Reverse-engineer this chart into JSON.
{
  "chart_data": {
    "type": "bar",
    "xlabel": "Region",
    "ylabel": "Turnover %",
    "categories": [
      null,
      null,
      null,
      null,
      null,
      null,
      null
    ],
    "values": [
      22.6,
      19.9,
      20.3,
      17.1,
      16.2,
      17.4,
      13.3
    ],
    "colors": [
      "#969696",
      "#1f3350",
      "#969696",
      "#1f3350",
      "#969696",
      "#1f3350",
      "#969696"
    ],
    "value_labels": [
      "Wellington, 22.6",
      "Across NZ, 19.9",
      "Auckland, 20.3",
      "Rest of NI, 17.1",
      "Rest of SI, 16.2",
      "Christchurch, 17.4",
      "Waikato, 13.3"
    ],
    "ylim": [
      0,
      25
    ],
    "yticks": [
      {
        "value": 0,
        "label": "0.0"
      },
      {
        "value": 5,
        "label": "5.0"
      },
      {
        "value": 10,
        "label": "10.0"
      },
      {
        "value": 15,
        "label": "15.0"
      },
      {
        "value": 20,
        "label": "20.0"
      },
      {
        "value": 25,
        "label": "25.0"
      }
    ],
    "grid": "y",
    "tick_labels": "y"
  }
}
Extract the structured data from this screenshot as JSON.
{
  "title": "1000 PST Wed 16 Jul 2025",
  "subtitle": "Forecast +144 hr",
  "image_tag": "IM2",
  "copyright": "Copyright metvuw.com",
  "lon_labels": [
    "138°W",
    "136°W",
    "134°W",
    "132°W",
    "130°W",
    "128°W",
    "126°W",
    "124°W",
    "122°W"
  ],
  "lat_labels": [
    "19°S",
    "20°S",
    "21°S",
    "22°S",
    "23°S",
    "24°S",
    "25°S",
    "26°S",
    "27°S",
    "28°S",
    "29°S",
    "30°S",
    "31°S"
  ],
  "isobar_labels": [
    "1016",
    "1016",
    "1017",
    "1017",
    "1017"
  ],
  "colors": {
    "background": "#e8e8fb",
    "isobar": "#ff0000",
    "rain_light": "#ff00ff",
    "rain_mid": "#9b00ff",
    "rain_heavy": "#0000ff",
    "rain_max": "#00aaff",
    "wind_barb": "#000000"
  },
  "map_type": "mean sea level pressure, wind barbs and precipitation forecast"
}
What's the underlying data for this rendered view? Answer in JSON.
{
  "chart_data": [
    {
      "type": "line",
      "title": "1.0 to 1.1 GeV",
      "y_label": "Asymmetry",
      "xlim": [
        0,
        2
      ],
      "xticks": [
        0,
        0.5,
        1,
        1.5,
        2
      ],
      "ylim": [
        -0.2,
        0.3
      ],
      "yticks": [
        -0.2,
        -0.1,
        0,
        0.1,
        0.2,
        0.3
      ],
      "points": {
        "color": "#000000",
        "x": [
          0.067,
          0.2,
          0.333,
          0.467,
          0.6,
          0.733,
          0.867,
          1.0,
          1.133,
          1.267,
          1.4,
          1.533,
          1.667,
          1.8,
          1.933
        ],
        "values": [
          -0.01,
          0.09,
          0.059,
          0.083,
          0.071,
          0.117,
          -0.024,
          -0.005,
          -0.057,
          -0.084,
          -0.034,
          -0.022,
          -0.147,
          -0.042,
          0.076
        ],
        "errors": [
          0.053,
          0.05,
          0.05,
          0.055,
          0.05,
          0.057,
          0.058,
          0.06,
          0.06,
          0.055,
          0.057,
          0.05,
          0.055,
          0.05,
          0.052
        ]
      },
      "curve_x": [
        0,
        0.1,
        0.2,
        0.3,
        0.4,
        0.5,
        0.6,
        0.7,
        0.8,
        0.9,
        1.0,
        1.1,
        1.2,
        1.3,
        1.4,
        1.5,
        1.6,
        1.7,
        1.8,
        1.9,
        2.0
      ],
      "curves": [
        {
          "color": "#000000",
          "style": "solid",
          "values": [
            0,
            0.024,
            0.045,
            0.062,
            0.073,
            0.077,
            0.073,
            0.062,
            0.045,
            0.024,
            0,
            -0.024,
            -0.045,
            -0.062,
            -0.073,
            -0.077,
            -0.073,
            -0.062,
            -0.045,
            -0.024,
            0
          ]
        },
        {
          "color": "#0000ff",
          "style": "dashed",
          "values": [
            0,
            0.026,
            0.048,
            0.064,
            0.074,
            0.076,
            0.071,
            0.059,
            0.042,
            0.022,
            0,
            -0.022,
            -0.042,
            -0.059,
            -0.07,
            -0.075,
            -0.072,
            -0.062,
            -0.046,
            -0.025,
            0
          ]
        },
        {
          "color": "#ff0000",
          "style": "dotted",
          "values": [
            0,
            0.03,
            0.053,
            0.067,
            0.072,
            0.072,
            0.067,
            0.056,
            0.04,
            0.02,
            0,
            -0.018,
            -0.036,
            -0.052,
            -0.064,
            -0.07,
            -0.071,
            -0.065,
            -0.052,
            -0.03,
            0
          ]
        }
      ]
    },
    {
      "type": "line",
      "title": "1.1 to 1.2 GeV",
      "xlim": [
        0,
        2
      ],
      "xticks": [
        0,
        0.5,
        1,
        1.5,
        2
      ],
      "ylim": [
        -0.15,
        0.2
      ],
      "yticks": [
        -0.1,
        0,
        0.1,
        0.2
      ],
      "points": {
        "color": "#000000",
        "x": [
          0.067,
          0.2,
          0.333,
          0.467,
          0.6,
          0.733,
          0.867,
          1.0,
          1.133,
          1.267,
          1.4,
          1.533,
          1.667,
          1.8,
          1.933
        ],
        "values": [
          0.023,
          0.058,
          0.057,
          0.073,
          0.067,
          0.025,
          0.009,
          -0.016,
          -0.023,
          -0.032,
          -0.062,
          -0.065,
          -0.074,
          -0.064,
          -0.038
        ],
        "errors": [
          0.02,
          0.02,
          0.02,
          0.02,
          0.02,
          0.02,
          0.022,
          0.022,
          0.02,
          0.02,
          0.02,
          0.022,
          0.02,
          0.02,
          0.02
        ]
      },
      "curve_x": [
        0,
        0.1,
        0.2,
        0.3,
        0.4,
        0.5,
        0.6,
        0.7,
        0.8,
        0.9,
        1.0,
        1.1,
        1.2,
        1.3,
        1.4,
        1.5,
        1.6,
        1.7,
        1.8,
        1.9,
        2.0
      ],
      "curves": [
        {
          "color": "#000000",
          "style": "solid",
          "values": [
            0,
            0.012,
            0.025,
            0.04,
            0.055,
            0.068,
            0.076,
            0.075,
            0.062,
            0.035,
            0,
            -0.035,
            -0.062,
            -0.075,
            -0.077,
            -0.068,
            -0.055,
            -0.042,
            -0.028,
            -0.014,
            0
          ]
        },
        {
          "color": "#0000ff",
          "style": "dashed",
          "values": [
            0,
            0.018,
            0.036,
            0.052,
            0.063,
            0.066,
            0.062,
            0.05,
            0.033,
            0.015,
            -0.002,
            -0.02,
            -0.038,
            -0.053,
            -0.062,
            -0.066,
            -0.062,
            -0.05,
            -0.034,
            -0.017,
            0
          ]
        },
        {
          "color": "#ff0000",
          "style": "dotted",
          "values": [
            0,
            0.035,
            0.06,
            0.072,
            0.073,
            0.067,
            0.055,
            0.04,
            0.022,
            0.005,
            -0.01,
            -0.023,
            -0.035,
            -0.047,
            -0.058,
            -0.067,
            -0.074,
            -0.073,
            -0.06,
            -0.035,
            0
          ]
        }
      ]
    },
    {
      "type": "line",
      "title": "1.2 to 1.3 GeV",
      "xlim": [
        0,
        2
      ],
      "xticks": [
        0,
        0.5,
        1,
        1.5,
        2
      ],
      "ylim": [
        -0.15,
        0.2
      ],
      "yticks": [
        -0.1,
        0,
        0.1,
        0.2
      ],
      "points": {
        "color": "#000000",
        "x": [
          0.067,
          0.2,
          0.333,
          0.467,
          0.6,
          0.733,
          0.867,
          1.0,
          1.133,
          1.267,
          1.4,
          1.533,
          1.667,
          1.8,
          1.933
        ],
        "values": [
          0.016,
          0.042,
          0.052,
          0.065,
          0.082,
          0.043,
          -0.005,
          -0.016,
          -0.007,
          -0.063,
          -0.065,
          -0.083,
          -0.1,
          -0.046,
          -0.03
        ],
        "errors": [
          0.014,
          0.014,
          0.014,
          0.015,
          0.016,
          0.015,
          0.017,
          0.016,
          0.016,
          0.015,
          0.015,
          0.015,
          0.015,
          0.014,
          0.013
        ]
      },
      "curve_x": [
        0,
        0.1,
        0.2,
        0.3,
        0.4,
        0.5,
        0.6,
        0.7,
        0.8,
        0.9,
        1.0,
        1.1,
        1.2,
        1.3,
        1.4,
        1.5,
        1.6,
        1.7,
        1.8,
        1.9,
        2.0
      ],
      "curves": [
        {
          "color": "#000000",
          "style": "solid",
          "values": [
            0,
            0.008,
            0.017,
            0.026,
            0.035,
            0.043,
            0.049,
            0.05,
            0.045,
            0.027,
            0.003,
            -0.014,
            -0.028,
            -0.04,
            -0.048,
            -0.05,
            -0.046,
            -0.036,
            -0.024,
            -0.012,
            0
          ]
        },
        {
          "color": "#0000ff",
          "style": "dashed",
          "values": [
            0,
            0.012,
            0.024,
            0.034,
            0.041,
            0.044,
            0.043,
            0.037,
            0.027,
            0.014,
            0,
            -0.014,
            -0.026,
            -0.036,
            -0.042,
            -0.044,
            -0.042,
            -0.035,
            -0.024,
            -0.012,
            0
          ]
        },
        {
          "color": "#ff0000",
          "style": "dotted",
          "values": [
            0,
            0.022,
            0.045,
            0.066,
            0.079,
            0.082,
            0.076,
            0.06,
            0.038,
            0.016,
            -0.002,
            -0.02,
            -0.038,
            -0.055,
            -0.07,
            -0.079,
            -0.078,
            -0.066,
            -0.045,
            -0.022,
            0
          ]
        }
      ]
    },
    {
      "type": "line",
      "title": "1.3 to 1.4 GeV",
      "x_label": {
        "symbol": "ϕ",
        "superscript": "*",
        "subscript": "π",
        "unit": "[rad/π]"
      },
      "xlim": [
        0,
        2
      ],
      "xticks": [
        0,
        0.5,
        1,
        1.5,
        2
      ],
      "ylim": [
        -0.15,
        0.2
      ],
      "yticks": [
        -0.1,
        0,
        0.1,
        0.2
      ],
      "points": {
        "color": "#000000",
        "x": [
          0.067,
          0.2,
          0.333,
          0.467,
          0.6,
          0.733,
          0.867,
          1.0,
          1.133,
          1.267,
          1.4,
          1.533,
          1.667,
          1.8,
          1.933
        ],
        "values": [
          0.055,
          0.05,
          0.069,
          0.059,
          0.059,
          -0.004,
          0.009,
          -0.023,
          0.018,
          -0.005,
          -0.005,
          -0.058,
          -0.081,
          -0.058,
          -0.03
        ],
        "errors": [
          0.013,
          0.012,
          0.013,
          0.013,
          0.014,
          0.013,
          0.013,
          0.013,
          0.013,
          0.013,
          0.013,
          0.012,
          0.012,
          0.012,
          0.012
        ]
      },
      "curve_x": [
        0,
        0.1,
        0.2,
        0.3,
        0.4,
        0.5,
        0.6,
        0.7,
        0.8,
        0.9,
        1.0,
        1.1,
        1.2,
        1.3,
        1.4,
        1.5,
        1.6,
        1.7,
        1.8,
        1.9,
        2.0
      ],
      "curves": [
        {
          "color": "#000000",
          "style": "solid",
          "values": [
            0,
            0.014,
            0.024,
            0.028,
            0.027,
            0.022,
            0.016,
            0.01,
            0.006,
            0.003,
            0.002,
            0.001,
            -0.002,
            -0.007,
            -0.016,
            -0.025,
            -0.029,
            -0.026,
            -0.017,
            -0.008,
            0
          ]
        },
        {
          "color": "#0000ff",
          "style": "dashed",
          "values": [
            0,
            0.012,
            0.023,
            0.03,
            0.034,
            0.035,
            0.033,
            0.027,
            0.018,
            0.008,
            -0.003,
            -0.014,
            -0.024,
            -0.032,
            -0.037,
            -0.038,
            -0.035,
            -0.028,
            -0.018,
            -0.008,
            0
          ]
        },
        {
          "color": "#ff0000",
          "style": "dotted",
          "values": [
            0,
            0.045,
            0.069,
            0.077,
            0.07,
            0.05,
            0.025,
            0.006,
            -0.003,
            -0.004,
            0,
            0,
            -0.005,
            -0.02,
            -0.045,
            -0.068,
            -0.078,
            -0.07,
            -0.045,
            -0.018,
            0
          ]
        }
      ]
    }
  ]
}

• _Brief_
Report the number of lines that contain "this", with no other words.

• _Answer to the task_
3